__Task brief__. Copy out each line from the items below that contains the string "button", matching case exactly.

__Source data__.
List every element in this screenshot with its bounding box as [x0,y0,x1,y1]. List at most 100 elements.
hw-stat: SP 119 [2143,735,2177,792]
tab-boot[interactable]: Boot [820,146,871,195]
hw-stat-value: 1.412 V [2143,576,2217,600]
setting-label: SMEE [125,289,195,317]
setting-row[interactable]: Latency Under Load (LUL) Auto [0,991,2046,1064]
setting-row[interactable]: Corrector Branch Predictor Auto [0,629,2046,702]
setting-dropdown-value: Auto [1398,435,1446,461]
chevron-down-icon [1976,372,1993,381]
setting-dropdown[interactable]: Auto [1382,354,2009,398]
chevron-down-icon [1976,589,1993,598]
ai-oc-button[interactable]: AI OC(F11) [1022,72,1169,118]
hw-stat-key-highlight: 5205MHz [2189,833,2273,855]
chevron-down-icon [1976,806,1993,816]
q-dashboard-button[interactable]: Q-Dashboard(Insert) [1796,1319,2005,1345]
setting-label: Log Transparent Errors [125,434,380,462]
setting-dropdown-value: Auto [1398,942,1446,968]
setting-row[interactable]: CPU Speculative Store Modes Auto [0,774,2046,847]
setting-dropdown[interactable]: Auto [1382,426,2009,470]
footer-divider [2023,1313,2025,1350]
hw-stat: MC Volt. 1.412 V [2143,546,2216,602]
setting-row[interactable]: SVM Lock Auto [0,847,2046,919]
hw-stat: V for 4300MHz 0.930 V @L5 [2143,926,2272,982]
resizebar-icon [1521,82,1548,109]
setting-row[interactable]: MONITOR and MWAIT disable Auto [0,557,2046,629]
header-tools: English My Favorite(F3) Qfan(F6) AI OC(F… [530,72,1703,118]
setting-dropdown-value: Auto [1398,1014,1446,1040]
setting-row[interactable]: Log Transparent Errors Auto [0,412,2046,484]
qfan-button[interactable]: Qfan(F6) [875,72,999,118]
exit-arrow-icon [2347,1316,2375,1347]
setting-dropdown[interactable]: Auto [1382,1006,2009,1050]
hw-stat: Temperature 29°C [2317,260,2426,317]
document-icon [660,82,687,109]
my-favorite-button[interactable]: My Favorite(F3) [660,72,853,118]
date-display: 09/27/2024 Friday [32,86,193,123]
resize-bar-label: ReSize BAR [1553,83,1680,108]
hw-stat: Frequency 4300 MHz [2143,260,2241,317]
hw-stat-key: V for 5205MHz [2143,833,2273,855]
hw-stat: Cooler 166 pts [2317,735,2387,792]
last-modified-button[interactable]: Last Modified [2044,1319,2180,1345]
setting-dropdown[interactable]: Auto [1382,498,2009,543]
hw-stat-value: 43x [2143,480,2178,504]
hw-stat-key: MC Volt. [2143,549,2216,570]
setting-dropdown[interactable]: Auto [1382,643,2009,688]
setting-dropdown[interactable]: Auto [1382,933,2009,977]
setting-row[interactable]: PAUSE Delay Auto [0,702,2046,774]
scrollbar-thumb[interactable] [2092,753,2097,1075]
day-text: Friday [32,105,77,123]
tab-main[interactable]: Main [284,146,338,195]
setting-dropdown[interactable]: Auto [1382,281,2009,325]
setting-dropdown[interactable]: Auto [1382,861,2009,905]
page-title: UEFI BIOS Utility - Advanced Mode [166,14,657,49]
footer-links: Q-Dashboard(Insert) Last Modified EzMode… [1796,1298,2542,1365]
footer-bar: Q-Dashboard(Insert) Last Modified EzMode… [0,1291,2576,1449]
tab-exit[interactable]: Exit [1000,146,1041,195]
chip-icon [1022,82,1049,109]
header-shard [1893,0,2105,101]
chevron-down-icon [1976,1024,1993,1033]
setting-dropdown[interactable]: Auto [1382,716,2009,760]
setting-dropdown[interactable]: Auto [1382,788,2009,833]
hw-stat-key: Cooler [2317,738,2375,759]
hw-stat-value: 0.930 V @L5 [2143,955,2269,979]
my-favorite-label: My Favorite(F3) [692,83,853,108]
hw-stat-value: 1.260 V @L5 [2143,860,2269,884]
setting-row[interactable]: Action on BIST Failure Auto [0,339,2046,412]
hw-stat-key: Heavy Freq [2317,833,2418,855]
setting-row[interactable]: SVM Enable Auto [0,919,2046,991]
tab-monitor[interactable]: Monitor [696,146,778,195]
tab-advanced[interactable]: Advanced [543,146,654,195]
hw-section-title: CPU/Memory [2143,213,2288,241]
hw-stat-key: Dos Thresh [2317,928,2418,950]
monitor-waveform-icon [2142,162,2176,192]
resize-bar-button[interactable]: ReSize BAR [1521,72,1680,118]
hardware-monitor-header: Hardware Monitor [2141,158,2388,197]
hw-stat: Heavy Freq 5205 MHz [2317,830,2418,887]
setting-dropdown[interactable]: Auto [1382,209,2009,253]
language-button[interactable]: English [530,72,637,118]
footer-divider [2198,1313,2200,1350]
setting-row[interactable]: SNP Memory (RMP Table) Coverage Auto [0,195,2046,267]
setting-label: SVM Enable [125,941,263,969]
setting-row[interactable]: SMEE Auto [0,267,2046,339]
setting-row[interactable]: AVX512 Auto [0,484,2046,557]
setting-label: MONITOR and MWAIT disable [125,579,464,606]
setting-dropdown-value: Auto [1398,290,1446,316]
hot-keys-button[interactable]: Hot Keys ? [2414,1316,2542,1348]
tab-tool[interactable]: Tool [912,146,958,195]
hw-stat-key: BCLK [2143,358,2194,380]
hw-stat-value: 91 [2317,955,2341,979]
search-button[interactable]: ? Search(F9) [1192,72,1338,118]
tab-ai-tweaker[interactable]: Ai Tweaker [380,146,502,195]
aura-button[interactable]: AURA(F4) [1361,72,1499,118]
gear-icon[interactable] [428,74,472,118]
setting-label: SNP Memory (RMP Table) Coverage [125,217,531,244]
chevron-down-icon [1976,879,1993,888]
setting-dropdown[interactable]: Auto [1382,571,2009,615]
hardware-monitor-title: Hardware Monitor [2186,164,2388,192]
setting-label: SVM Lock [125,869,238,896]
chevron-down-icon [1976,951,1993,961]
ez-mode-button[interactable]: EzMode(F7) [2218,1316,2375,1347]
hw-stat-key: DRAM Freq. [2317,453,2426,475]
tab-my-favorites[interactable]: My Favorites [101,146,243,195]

__Written solution__.
ai-oc-button[interactable]: AI OC(F11) [1022,72,1169,118]
q-dashboard-button[interactable]: Q-Dashboard(Insert) [1796,1319,2005,1345]
qfan-button[interactable]: Qfan(F6) [875,72,999,118]
my-favorite-button[interactable]: My Favorite(F3) [660,72,853,118]
last-modified-button[interactable]: Last Modified [2044,1319,2180,1345]
resize-bar-button[interactable]: ReSize BAR [1521,72,1680,118]
language-button[interactable]: English [530,72,637,118]
hot-keys-button[interactable]: Hot Keys ? [2414,1316,2542,1348]
search-button[interactable]: ? Search(F9) [1192,72,1338,118]
aura-button[interactable]: AURA(F4) [1361,72,1499,118]
ez-mode-button[interactable]: EzMode(F7) [2218,1316,2375,1347]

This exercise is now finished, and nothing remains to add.